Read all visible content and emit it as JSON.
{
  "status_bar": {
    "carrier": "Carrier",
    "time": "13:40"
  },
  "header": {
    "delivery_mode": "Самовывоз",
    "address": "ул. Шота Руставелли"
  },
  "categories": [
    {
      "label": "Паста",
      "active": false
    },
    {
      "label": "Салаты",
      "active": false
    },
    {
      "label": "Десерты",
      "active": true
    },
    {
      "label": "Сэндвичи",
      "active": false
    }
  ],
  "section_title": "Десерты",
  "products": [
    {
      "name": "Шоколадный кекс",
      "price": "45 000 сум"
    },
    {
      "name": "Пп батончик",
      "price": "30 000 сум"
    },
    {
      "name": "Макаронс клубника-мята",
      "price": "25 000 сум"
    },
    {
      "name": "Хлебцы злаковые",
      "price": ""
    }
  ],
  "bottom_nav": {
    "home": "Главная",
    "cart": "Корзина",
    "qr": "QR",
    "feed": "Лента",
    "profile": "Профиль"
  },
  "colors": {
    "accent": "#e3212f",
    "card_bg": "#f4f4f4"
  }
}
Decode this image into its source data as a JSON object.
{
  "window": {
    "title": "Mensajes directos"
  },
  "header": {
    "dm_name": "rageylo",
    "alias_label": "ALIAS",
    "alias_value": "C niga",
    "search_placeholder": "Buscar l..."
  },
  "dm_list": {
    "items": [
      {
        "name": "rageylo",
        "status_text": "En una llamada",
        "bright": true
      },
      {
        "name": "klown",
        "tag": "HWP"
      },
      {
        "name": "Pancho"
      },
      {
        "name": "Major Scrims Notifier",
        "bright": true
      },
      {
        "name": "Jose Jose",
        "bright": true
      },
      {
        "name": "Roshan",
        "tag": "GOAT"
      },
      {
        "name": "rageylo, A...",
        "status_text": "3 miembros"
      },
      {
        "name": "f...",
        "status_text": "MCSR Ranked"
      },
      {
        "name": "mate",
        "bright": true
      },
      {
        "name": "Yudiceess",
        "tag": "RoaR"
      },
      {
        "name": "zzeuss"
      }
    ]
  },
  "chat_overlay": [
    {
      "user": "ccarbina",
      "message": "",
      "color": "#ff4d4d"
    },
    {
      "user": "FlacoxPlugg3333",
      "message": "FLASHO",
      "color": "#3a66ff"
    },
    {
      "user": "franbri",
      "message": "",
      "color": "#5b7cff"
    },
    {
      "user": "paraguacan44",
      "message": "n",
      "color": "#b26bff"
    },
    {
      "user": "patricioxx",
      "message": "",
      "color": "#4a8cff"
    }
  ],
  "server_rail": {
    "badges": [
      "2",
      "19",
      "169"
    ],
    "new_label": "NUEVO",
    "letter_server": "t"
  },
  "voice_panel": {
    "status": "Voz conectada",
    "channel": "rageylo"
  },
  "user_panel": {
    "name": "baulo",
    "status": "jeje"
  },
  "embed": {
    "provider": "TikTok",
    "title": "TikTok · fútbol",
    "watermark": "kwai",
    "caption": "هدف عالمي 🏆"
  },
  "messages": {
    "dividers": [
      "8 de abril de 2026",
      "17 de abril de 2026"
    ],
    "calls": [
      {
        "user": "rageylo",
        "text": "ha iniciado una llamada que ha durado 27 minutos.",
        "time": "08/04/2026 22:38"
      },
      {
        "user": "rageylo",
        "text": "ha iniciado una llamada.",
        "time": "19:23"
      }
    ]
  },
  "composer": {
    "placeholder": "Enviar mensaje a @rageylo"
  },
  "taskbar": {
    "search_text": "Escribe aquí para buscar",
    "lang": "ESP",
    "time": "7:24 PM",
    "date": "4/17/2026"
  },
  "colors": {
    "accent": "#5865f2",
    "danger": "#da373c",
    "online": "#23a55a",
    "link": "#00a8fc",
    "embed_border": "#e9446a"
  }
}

□ □ □

■ **Exercise brief**:
The full set of records should be duplicated exactly.

■ **Solution**:
Read all visible content and emit it as JSON.
{
  "status_bar": {
    "carrier": "Carrier",
    "time": "13:40"
  },
  "header": {
    "delivery_mode": "Самовывоз",
    "address": "ул. Шота Руставелли"
  },
  "categories": [
    {
      "label": "Паста",
      "active": false
    },
    {
      "label": "Салаты",
      "active": false
    },
    {
      "label": "Десерты",
      "active": true
    },
    {
      "label": "Сэндвичи",
      "active": false
    }
  ],
  "section_title": "Десерты",
  "products": [
    {
      "name": "Шоколадный кекс",
      "price": "45 000 сум"
    },
    {
      "name": "Пп батончик",
      "price": "30 000 сум"
    },
    {
      "name": "Макаронс клубника-мята",
      "price": "25 000 сум"
    },
    {
      "name": "Хлебцы злаковые",
      "price": ""
    }
  ],
  "bottom_nav": {
    "home": "Главная",
    "cart": "Корзина",
    "qr": "QR",
    "feed": "Лента",
    "profile": "Профиль"
  },
  "colors": {
    "accent": "#e3212f",
    "card_bg": "#f4f4f4"
  }
}
Decode this image into its source data as a JSON object.
{
  "window": {
    "title": "Mensajes directos"
  },
  "header": {
    "dm_name": "rageylo",
    "alias_label": "ALIAS",
    "alias_value": "C niga",
    "search_placeholder": "Buscar l..."
  },
  "dm_list": {
    "items": [
      {
        "name": "rageylo",
        "status_text": "En una llamada",
        "bright": true
      },
      {
        "name": "klown",
        "tag": "HWP"
      },
      {
        "name": "Pancho"
      },
      {
        "name": "Major Scrims Notifier",
        "bright": true
      },
      {
        "name": "Jose Jose",
        "bright": true
      },
      {
        "name": "Roshan",
        "tag": "GOAT"
      },
      {
        "name": "rageylo, A...",
        "status_text": "3 miembros"
      },
      {
        "name": "f...",
        "status_text": "MCSR Ranked"
      },
      {
        "name": "mate",
        "bright": true
      },
      {
        "name": "Yudiceess",
        "tag": "RoaR"
      },
      {
        "name": "zzeuss"
      }
    ]
  },
  "chat_overlay": [
    {
      "user": "ccarbina",
      "message": "",
      "color": "#ff4d4d"
    },
    {
      "user": "FlacoxPlugg3333",
      "message": "FLASHO",
      "color": "#3a66ff"
    },
    {
      "user": "franbri",
      "message": "",
      "color": "#5b7cff"
    },
    {
      "user": "paraguacan44",
      "message": "n",
      "color": "#b26bff"
    },
    {
      "user": "patricioxx",
      "message": "",
      "color": "#4a8cff"
    }
  ],
  "server_rail": {
    "badges": [
      "2",
      "19",
      "169"
    ],
    "new_label": "NUEVO",
    "letter_server": "t"
  },
  "voice_panel": {
    "status": "Voz conectada",
    "channel": "rageylo"
  },
  "user_panel": {
    "name": "baulo",
    "status": "jeje"
  },
  "embed": {
    "provider": "TikTok",
    "title": "TikTok · fútbol",
    "watermark": "kwai",
    "caption": "هدف عالمي 🏆"
  },
  "messages": {
    "dividers": [
      "8 de abril de 2026",
      "17 de abril de 2026"
    ],
    "calls": [
      {
        "user": "rageylo",
        "text": "ha iniciado una llamada que ha durado 27 minutos.",
        "time": "08/04/2026 22:38"
      },
      {
        "user": "rageylo",
        "text": "ha iniciado una llamada.",
        "time": "19:23"
      }
    ]
  },
  "composer": {
    "placeholder": "Enviar mensaje a @rageylo"
  },
  "taskbar": {
    "search_text": "Escribe aquí para buscar",
    "lang": "ESP",
    "time": "7:24 PM",
    "date": "4/17/2026"
  },
  "colors": {
    "accent": "#5865f2",
    "danger": "#da373c",
    "online": "#23a55a",
    "link": "#00a8fc",
    "embed_border": "#e9446a"
  }
}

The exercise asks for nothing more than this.